### WHAT TO WORK ON
The records below must be retyped exactly.

Records contained in a dataset
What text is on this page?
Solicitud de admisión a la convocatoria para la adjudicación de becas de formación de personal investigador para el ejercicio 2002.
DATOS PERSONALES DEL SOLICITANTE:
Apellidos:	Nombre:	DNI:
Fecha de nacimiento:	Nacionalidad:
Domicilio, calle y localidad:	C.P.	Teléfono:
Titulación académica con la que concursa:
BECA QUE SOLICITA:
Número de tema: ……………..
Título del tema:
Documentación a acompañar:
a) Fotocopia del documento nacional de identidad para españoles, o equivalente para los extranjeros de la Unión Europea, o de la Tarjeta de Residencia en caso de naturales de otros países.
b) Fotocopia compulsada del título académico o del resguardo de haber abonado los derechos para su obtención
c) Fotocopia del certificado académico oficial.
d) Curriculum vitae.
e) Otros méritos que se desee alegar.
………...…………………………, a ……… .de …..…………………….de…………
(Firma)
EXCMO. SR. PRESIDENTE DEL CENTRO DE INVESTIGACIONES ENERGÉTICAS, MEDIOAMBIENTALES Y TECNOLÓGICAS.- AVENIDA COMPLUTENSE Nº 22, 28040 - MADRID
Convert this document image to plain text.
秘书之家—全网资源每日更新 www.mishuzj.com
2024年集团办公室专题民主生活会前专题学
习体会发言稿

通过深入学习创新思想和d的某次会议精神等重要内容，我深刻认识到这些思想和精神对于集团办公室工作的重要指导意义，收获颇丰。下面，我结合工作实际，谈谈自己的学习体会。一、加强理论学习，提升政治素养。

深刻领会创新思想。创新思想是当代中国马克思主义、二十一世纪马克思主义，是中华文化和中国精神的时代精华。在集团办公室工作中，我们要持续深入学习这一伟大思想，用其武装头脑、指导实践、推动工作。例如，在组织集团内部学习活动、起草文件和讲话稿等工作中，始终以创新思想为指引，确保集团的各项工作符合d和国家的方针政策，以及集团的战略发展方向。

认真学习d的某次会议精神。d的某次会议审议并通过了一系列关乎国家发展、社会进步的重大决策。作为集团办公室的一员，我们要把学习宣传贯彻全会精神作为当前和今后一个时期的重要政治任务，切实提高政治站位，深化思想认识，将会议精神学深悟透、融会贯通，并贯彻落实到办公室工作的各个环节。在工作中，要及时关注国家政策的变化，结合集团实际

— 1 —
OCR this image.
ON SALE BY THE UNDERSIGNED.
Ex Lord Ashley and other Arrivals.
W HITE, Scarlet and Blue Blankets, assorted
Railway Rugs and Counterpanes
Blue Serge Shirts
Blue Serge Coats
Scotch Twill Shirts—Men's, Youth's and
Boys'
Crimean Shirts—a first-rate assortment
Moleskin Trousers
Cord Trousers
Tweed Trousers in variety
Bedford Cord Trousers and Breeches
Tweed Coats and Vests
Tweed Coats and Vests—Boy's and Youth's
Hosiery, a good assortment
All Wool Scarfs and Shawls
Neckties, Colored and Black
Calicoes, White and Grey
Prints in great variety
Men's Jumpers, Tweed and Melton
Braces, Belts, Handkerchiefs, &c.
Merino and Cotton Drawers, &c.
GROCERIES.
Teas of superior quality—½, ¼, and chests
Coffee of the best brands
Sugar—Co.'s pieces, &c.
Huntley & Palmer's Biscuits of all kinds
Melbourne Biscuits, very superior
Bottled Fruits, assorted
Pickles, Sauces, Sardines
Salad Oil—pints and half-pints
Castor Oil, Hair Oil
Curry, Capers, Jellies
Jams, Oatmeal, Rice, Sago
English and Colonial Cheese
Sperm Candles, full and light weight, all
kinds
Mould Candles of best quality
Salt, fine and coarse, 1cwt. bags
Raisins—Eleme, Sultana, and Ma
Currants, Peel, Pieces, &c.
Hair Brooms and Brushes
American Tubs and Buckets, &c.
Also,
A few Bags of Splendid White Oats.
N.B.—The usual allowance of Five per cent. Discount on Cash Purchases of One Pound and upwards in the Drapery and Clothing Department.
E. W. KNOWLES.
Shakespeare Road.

### RESULT
What text is on this page?
Solicitud de admisión a la convocatoria para la adjudicación de becas de formación de personal investigador para el ejercicio 2002.
DATOS PERSONALES DEL SOLICITANTE:
Apellidos:	Nombre:	DNI:
Fecha de nacimiento:	Nacionalidad:
Domicilio, calle y localidad:	C.P.	Teléfono:
Titulación académica con la que concursa:
BECA QUE SOLICITA:
Número de tema: ……………..
Título del tema:
Documentación a acompañar:
a) Fotocopia del documento nacional de identidad para españoles, o equivalente para los extranjeros de la Unión Europea, o de la Tarjeta de Residencia en caso de naturales de otros países.
b) Fotocopia compulsada del título académico o del resguardo de haber abonado los derechos para su obtención
c) Fotocopia del certificado académico oficial.
d) Curriculum vitae.
e) Otros méritos que se desee alegar.
………...…………………………, a ……… .de …..…………………….de…………
(Firma)
EXCMO. SR. PRESIDENTE DEL CENTRO DE INVESTIGACIONES ENERGÉTICAS, MEDIOAMBIENTALES Y TECNOLÓGICAS.- AVENIDA COMPLUTENSE Nº 22, 28040 - MADRID
Convert this document image to plain text.
秘书之家—全网资源每日更新 www.mishuzj.com
2024年集团办公室专题民主生活会前专题学
习体会发言稿

通过深入学习创新思想和d的某次会议精神等重要内容，我深刻认识到这些思想和精神对于集团办公室工作的重要指导意义，收获颇丰。下面，我结合工作实际，谈谈自己的学习体会。一、加强理论学习，提升政治素养。

深刻领会创新思想。创新思想是当代中国马克思主义、二十一世纪马克思主义，是中华文化和中国精神的时代精华。在集团办公室工作中，我们要持续深入学习这一伟大思想，用其武装头脑、指导实践、推动工作。例如，在组织集团内部学习活动、起草文件和讲话稿等工作中，始终以创新思想为指引，确保集团的各项工作符合d和国家的方针政策，以及集团的战略发展方向。

认真学习d的某次会议精神。d的某次会议审议并通过了一系列关乎国家发展、社会进步的重大决策。作为集团办公室的一员，我们要把学习宣传贯彻全会精神作为当前和今后一个时期的重要政治任务，切实提高政治站位，深化思想认识，将会议精神学深悟透、融会贯通，并贯彻落实到办公室工作的各个环节。在工作中，要及时关注国家政策的变化，结合集团实际

— 1 —
OCR this image.
ON SALE BY THE UNDERSIGNED.
Ex Lord Ashley and other Arrivals.
W HITE, Scarlet and Blue Blankets, assorted
Railway Rugs and Counterpanes
Blue Serge Shirts
Blue Serge Coats
Scotch Twill Shirts—Men's, Youth's and
Boys'
Crimean Shirts—a first-rate assortment
Moleskin Trousers
Cord Trousers
Tweed Trousers in variety
Bedford Cord Trousers and Breeches
Tweed Coats and Vests
Tweed Coats and Vests—Boy's and Youth's
Hosiery, a good assortment
All Wool Scarfs and Shawls
Neckties, Colored and Black
Calicoes, White and Grey
Prints in great variety
Men's Jumpers, Tweed and Melton
Braces, Belts, Handkerchiefs, &c.
Merino and Cotton Drawers, &c.
GROCERIES.
Teas of superior quality—½, ¼, and chests
Coffee of the best brands
Sugar—Co.'s pieces, &c.
Huntley & Palmer's Biscuits of all kinds
Melbourne Biscuits, very superior
Bottled Fruits, assorted
Pickles, Sauces, Sardines
Salad Oil—pints and half-pints
Castor Oil, Hair Oil
Curry, Capers, Jellies
Jams, Oatmeal, Rice, Sago
English and Colonial Cheese
Sperm Candles, full and light weight, all
kinds
Mould Candles of best quality
Salt, fine and coarse, 1cwt. bags
Raisins—Eleme, Sultana, and Ma
Currants, Peel, Pieces, &c.
Hair Brooms and Brushes
American Tubs and Buckets, &c.
Also,
A few Bags of Splendid White Oats.
N.B.—The usual allowance of Five per cent. Discount on Cash Purchases of One Pound and upwards in the Drapery and Clothing Department.
E. W. KNOWLES.
Shakespeare Road.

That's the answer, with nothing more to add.